• Exercise prompt: Copy every line in the records below that contains the word "Send".

--- START OF Records provided ---

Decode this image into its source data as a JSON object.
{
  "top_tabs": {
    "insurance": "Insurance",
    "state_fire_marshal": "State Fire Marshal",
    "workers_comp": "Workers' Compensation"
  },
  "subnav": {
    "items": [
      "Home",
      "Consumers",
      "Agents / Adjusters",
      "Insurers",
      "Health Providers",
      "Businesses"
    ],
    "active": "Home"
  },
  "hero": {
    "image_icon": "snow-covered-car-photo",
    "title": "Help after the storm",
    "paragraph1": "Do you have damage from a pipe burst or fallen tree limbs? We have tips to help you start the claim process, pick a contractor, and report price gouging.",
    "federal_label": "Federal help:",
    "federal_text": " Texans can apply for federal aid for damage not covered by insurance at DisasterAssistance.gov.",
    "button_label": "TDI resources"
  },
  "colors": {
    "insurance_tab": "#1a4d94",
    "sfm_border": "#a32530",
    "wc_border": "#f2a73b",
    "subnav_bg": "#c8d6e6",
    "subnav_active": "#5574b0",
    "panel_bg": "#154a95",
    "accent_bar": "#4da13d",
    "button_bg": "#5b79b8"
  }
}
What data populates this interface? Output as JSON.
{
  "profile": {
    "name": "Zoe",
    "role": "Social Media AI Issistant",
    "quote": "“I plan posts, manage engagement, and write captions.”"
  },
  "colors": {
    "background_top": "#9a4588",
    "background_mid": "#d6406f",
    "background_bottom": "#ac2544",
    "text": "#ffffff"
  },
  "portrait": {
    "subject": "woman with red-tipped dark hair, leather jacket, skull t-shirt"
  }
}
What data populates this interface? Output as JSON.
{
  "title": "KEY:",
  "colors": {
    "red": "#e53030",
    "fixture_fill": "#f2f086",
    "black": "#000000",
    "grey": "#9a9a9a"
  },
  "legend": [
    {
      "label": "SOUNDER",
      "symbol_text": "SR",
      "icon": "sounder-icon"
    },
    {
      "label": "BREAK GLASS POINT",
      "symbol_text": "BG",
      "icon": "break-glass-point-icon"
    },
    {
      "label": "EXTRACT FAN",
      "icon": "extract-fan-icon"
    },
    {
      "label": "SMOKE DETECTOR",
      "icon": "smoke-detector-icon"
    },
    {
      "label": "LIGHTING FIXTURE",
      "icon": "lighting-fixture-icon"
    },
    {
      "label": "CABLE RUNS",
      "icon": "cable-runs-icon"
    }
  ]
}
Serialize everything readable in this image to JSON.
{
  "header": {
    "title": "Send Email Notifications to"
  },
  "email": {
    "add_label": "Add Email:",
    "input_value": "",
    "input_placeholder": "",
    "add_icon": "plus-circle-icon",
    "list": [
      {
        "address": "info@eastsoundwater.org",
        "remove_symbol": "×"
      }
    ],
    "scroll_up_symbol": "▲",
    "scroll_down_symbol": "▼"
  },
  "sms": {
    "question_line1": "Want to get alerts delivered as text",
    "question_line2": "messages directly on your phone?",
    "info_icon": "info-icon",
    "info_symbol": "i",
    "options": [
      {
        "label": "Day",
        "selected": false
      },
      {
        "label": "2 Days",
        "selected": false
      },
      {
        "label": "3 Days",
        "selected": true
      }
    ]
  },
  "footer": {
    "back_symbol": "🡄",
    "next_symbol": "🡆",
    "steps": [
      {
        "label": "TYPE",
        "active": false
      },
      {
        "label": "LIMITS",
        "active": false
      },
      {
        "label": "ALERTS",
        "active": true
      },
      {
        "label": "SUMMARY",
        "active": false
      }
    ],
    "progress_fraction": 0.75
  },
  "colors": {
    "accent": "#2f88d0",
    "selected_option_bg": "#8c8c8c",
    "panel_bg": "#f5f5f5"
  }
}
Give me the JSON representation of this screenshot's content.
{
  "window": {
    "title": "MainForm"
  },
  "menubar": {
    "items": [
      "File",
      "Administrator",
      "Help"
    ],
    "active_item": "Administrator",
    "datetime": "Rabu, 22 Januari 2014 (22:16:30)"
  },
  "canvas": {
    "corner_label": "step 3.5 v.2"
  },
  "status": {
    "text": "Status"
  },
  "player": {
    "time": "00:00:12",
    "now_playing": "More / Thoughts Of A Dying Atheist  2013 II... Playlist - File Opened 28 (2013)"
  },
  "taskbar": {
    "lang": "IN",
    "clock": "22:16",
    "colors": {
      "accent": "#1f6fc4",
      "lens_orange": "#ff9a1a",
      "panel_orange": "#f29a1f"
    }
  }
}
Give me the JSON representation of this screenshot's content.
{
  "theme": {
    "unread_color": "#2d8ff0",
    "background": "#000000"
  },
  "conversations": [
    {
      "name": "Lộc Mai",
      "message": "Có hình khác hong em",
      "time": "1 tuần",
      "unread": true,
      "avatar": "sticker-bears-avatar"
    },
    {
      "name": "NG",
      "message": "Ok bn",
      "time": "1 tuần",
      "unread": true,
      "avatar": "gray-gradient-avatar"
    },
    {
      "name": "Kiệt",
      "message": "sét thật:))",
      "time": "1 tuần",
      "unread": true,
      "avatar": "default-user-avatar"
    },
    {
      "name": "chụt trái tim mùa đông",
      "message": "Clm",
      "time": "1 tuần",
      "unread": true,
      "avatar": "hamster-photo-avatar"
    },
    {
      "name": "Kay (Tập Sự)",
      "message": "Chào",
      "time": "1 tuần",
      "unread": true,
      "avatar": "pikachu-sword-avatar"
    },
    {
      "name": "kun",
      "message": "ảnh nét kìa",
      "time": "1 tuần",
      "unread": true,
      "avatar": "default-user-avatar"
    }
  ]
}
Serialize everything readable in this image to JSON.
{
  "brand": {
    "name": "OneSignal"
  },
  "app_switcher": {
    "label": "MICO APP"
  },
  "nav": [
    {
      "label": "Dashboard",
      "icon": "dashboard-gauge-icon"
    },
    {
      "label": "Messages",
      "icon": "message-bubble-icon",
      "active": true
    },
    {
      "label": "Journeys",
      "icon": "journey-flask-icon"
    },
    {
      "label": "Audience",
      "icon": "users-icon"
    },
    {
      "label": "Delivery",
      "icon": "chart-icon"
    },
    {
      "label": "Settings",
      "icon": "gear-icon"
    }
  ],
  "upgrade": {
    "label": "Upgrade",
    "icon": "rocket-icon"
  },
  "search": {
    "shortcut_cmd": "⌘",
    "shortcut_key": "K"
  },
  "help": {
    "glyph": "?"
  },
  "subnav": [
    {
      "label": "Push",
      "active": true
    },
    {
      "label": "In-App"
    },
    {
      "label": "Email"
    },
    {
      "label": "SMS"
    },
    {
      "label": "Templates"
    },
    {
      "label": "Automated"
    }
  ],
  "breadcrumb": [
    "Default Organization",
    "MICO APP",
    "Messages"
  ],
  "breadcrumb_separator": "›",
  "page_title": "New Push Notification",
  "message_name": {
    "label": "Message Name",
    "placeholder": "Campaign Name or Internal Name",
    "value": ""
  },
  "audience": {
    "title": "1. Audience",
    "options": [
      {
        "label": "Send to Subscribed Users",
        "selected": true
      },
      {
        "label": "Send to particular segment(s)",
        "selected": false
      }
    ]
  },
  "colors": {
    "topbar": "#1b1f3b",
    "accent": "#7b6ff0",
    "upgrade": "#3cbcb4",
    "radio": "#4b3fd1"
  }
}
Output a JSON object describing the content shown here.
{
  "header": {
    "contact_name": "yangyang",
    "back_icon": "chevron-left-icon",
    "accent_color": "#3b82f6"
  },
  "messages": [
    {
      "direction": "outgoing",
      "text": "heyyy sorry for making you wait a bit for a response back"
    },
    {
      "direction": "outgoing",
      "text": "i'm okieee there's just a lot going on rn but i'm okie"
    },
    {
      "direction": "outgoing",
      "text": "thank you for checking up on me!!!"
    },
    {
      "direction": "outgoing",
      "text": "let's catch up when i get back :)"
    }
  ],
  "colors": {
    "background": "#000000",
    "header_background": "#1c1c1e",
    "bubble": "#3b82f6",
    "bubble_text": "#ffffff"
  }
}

--- END OF Records provided ---

• Response for this exercise:
    "title": "Send Email Notifications to"
        "label": "Send to Subscribed Users",
        "label": "Send to particular segment(s)",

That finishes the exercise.